▶ **Required task**
Where a line below holds the string "subtitle", copy that line.

* * *

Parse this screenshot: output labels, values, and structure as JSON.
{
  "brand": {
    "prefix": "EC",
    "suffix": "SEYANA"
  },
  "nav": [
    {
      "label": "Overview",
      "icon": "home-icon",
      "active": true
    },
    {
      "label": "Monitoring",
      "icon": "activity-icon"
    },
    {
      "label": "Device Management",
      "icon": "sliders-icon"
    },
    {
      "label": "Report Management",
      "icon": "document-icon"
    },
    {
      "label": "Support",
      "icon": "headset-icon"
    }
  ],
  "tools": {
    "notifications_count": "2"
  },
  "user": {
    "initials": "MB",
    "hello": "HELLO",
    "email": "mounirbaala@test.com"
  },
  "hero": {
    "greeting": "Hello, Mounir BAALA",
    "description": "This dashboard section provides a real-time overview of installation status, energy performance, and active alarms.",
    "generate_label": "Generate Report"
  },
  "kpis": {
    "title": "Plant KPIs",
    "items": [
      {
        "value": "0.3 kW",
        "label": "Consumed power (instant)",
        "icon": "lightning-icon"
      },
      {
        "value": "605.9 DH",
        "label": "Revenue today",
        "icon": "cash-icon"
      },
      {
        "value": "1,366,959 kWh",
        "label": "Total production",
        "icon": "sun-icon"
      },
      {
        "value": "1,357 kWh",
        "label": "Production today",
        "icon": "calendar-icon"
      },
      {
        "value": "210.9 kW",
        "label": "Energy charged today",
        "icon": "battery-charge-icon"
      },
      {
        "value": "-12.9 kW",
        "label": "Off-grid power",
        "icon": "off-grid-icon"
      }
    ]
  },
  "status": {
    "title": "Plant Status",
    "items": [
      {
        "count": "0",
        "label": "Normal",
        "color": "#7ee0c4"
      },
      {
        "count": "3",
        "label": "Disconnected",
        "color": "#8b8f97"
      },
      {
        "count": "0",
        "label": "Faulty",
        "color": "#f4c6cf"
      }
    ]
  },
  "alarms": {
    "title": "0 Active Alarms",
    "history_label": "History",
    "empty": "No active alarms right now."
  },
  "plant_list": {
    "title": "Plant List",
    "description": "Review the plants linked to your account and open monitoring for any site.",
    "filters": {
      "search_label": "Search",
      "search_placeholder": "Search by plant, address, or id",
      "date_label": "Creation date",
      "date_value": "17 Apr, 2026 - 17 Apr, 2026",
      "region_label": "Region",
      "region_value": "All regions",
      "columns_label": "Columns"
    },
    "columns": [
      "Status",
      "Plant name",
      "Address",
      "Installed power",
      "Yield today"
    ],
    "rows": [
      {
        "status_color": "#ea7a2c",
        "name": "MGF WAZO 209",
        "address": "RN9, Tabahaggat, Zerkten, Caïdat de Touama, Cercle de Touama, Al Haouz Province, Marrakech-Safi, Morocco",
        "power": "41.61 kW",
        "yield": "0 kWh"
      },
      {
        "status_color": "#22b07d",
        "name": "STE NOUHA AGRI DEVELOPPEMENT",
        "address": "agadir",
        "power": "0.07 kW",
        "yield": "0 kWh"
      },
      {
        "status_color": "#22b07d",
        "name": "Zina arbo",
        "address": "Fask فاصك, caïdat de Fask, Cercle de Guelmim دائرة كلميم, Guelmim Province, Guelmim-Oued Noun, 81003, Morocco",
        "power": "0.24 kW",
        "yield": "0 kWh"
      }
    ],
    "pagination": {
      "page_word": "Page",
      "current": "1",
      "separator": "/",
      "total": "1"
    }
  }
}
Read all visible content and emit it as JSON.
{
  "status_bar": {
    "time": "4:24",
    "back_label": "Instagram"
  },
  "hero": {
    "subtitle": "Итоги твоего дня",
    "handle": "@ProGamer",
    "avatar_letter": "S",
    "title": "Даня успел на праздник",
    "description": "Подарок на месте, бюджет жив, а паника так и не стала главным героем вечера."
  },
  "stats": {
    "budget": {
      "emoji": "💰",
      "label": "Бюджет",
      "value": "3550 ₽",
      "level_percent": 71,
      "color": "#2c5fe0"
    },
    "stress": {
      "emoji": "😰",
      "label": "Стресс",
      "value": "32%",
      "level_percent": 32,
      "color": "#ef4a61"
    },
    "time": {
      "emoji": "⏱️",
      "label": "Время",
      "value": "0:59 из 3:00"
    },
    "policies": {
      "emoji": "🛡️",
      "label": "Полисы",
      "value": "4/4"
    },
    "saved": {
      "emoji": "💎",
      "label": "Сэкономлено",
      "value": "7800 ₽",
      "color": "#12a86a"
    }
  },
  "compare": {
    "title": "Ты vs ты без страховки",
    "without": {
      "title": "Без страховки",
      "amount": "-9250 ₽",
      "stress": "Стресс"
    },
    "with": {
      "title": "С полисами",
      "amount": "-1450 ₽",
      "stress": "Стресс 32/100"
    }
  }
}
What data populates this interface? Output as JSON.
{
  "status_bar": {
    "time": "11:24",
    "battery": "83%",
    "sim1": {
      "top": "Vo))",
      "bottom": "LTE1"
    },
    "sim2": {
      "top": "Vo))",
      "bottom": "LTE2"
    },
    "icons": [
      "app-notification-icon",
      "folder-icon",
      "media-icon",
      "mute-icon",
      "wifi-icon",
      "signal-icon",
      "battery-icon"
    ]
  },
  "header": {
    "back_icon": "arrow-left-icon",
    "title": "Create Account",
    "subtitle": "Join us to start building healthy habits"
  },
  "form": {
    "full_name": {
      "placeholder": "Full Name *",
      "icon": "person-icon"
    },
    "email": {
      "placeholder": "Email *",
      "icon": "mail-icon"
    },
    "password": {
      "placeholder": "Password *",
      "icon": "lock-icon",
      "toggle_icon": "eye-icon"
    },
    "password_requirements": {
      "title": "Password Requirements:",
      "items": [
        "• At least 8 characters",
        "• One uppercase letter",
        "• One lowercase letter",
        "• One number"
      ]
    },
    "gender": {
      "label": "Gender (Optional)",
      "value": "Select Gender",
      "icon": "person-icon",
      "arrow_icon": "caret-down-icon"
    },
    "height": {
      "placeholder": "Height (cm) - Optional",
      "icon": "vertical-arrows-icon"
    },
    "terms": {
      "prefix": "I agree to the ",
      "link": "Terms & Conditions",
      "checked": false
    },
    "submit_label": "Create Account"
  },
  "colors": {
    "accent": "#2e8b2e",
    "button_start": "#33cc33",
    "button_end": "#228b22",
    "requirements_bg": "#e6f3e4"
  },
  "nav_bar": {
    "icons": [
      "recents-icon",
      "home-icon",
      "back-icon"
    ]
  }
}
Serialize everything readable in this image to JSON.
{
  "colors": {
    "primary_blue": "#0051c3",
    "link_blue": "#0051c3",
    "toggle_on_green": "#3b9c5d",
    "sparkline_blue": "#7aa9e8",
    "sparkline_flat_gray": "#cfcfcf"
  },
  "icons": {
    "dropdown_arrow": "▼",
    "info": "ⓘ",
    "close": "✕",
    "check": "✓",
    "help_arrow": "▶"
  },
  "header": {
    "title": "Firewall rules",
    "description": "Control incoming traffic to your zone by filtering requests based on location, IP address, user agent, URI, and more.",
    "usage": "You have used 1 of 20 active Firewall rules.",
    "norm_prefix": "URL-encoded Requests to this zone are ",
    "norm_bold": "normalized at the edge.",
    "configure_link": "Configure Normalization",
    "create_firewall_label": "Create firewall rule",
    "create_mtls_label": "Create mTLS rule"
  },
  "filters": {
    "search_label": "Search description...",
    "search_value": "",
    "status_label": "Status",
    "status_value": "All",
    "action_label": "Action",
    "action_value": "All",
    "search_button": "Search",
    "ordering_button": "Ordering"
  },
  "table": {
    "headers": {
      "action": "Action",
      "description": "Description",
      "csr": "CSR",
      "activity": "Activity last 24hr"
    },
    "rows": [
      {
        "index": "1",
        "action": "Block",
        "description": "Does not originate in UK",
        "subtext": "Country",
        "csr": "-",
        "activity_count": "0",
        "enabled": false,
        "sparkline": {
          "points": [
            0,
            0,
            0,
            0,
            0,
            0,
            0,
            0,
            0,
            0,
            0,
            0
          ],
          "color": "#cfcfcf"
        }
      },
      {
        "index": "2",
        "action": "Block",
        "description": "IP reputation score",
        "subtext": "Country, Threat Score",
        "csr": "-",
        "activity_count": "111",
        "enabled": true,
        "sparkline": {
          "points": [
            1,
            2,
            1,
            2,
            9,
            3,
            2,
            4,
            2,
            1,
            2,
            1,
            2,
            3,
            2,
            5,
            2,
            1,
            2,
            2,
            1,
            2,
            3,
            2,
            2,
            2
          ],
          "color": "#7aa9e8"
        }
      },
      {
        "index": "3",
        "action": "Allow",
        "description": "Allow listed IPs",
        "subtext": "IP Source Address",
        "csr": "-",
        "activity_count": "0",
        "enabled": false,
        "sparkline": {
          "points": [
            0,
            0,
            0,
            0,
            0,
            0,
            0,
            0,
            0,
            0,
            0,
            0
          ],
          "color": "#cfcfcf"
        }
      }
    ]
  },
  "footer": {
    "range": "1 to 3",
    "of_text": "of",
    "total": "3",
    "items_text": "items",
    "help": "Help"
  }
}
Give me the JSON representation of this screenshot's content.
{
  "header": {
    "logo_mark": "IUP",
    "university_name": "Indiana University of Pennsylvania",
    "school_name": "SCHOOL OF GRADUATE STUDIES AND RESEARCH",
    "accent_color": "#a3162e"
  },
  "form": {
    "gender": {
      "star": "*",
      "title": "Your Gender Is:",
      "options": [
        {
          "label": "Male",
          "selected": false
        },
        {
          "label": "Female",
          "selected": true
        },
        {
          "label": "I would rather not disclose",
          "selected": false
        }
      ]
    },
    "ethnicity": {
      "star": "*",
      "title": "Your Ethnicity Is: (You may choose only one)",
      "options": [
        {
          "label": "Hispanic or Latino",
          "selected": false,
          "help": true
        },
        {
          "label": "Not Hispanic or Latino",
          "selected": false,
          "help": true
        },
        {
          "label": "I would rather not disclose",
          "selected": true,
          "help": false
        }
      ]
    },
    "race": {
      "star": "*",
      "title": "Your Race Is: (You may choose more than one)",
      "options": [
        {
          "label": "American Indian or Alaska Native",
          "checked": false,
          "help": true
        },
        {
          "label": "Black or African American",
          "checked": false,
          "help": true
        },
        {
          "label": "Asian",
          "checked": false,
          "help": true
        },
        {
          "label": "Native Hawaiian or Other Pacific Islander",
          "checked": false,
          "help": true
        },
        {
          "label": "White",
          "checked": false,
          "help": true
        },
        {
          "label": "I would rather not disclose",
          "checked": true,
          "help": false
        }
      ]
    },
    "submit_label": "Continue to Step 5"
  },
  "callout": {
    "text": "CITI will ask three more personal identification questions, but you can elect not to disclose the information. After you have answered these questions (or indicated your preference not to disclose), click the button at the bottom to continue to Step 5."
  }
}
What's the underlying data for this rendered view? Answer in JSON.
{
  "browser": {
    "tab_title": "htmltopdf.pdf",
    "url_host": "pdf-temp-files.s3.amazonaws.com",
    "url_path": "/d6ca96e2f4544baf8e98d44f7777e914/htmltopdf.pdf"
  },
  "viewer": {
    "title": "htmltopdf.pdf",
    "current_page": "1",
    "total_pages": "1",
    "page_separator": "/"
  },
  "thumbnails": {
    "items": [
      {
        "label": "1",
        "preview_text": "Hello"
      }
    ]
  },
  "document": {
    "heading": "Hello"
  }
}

* * *

▶ **Output for this task**
    "subtitle": "Итоги твоего дня",
    "subtitle": "Join us to start building healthy habits"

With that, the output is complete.